DOCUMENT SEGMENT:
═══
Professor of Jurisprudence, University of Leiden, The Netherlands
25 november 2004, Ethical Forum
Ladies and gentlemen,
It is very difficult, not to say impossible, to talk on freedom of speech, academic freedom and political correctness in the Netherlands without reference to the recent developments in the Low Countries.
The Netherlands, once a country renowned for its freedom, tolerance, and optimistic attitude towards what has been called the multicultural society goes through a deep crisis. Let me tell you why.
On the 6th of May 2002 the controversial and charismatic Dutch politician Pim Fortuyn was murdered on the street. His murderer was not – what some people expected and everyone feared at that time – a Muslim fundamentalist, but an activist for green politics.
But on the 2nd of November 2004 happened what conspicuous commentators feared for a long time. Filmmaker and writer Theo van Gogh was brutally murdered in Amsterdam. On his body was connected a kind of death treat to Ayaan Hirsi Ali, the Dutch liberal and feminist politician from Somali background who is committed to the liberation of women, mainly Moslima’s.
Hirsi Ali has been threatened many times during her career as a politician and before. She is one of the most heavily guarded persons in The Netherlands at the moment, if not the most. At the moment she has hardly any room for manoeuvre, is constantly under surveillance in so called “safe houses”, and she even disappeared from parliament. Since the murder of Van Gogh she has not appeared in public. There is no contact with her, neither by telephone, and neither by mail, except for a small number of people who are not her personal friends or family. Whether this is on her own request or on the behest of the Dutch government is unclear.
Another person who is under constant surveillance is the Dutch politician Geert Wilders, who defected from the Dutch Liberal Party because of it’s (according to Wilders) soft attitude towards Muslim extremism and the admission of Turkey to the European Union. Wilders has its own fraction now.
The appearance of Muslim fundamentalism on the European scene What these developments seem to make clear is that Muslim fundamentalism has a firm hold in The Netherlands. The Netherlands is the first country in Europe where, according to Gilles Kepel, a typical Jihadist killing of a writer occurred.
This is a sensitive issue tough. In the public debate there is a great schism between two camps. On the one hand there is the group that wants to get rid of all political correctness and openly avows that there is a problem with Muslim fundamentalism. On the other hand there is the group that reproaches the first group with stigmatizing Muslims and causing social tensions. Since the death of Theo Van Gogh this debate is far from academic, and far from free. The qualification of “critic of the Islam”, not to speak of derogatory alternatives like “Muslim basher”, is a dangerous epithet now.
═══
Continue the lecture on free speech and political correctness in the Netherlands, starting right after its last sentence.
═══
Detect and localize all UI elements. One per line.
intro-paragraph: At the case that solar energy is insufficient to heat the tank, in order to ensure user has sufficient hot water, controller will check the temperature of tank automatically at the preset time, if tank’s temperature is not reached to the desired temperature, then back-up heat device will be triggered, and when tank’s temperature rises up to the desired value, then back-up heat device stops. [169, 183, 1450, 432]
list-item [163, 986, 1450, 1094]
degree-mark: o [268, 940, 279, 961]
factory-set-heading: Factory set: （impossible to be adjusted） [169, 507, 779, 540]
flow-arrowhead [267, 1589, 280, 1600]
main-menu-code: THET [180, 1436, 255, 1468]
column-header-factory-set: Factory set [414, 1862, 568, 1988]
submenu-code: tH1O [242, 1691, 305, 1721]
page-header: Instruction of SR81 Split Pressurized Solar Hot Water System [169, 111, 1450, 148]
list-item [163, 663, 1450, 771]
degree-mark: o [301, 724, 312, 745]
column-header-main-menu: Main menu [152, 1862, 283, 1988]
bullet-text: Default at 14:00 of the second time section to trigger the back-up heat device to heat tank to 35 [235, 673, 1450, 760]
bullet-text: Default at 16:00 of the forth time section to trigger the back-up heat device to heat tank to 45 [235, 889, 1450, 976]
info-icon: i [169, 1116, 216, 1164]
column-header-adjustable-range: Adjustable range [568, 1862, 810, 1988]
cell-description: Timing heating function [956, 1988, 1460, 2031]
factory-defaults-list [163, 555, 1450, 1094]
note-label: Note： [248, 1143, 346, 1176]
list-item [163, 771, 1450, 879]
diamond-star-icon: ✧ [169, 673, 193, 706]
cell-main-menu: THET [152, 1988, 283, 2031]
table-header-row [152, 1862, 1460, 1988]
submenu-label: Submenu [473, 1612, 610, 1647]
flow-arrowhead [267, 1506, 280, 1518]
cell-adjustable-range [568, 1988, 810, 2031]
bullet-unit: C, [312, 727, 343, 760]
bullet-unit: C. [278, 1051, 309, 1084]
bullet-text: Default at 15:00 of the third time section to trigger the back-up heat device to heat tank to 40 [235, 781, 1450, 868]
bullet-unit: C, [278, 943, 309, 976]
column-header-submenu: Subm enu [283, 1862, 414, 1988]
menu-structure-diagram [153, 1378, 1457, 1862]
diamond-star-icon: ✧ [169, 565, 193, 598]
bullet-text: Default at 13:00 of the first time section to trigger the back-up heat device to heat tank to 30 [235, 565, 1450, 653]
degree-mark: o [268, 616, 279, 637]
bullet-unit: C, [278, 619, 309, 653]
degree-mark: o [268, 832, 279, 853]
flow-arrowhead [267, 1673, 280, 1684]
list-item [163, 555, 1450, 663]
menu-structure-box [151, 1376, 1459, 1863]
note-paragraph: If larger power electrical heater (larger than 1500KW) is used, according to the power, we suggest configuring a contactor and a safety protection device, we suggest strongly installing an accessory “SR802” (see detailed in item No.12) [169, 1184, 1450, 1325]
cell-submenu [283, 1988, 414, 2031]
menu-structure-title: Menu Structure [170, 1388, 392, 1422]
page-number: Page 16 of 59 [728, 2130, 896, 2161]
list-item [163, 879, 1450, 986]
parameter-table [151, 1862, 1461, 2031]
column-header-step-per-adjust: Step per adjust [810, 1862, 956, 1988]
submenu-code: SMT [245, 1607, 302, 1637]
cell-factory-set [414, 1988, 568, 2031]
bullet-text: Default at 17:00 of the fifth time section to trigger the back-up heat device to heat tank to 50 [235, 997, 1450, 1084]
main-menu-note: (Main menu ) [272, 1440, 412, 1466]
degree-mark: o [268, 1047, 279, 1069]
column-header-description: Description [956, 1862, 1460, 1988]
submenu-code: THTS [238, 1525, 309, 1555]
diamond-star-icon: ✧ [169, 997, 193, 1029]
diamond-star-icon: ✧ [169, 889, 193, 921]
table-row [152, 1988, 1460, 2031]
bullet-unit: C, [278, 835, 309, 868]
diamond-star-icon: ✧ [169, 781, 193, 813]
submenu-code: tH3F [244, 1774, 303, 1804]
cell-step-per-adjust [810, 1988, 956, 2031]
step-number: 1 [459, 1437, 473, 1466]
═══
EXERCISE ANSWER:
Since the death of Theo van Gogh a few optimist ideas about the threat of Muslim terrorism have evaporated.
The first myth: terrorists do not kill outsiders The first myth is that especially apostates, believers that defected from the Muslim faith, run the risk of being eliminated by terrorists. Van Gogh himself supposed this was the case. He called himself the “lunatic of the village”. His life would not be in jeopardy, so Van Gogh repeatedly contended, but the life of Ayaan Hirsi Ali certainly was. Van Gogh made together with Hirsi Ali the film Submission about the subjection of women under islam. Van Gogh feared for her life, not his own life. She was an apostate, and she was a woman. He, Theo van Gogh, would not be killed. We know now, that this was overoptimistic. Muslim terrorists do not kill apostates, but outsiders as well. That is also the message that we can learn from the threats to Geert Wilders.
The second myth: terrorists do not kill people without political power The second myth that evaporated is that only people with power run the risk of a terrorist attack. Some people thought that Fortuyn was eliminated because he was a man with political power. In the polls his party was the greatest in Parliament. People speculated about Pim Fortuyn being the next prime minister. In the depth of his political career, when he was rejected as the leader of one of the Dutch political parties at the time, Leefbaar Nederland, he boasted: “Watch my words. I will be the next prime minister of this country.” And just before his murder this prospect was a viable option. So the murderer killed a very influential man. The murder also said: “This man had to be stopped”. And so he did. Volkert van der G. killed Fortuyn, he “stopped” Fortuyn by pulling the trigger.
This second myth that especially politicians, people with power, are targeted, was blown up with the killing of Theo van Gogh. Van Gogh was, a filmmaker and writer, a man without political power, without a movement behind him, and yet he was killed.
The third myth: terrorists kill only vehement critics of the islam That brings me to a third myth that evaporated in the aftermath of the killing of Van Gogh. That third myth has something to with the polemical style of Van Gogh. Van Gogh was a very rude, impolite, and sometimes almost diabolical figure. He could insult people with the most vigorous qualifications. After his death many people wondered why not more people and organizations had sued him for vilification and libel and on other grounds. Of course, nobody openly said that Van Gogh asked for a retaliation in the sense of the Jihadist murder that became his destiny, or that he directly caused his own death, but many people had the idea “this can happen only to a man who has gone much too far in insulting other people”.
And there was also the theory of the politically correct elite who reproached Van Gogh for stigmatizing immigrants, Muslim’s in particular. Was his death not at least partly his own fault?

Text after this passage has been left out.